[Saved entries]
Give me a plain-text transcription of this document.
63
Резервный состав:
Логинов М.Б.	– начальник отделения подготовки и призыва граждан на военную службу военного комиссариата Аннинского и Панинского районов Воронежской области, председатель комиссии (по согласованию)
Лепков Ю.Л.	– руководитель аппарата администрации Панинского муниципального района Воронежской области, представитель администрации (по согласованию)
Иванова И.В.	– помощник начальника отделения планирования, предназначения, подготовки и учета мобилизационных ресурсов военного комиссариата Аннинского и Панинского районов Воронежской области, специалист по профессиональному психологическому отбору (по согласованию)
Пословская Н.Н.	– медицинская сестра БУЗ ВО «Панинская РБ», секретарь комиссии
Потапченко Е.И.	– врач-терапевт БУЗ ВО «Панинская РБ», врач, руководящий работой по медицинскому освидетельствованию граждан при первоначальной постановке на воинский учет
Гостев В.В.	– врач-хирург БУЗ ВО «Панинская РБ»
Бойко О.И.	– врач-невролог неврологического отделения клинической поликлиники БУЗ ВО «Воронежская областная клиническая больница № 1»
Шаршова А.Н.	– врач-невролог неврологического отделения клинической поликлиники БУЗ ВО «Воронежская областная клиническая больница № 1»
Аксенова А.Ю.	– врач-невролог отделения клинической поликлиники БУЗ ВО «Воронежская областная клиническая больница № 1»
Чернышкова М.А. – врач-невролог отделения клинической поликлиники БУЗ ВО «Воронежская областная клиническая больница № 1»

Challenge –
Copy every record exactly as presented.

Task solution –
Give me a plain-text transcription of this document.
63
Резервный состав:
Логинов М.Б.	– начальник отделения подготовки и призыва граждан на военную службу военного комиссариата Аннинского и Панинского районов Воронежской области, председатель комиссии (по согласованию)
Лепков Ю.Л.	– руководитель аппарата администрации Панинского муниципального района Воронежской области, представитель администрации (по согласованию)
Иванова И.В.	– помощник начальника отделения планирования, предназначения, подготовки и учета мобилизационных ресурсов военного комиссариата Аннинского и Панинского районов Воронежской области, специалист по профессиональному психологическому отбору (по согласованию)
Пословская Н.Н.	– медицинская сестра БУЗ ВО «Панинская РБ», секретарь комиссии
Потапченко Е.И.	– врач-терапевт БУЗ ВО «Панинская РБ», врач, руководящий работой по медицинскому освидетельствованию граждан при первоначальной постановке на воинский учет
Гостев В.В.	– врач-хирург БУЗ ВО «Панинская РБ»
Бойко О.И.	– врач-невролог неврологического отделения клинической поликлиники БУЗ ВО «Воронежская областная клиническая больница № 1»
Шаршова А.Н.	– врач-невролог неврологического отделения клинической поликлиники БУЗ ВО «Воронежская областная клиническая больница № 1»
Аксенова А.Ю.	– врач-невролог отделения клинической поликлиники БУЗ ВО «Воронежская областная клиническая больница № 1»
Чернышкова М.А. – врач-невролог отделения клинической поликлиники БУЗ ВО «Воронежская областная клиническая больница № 1»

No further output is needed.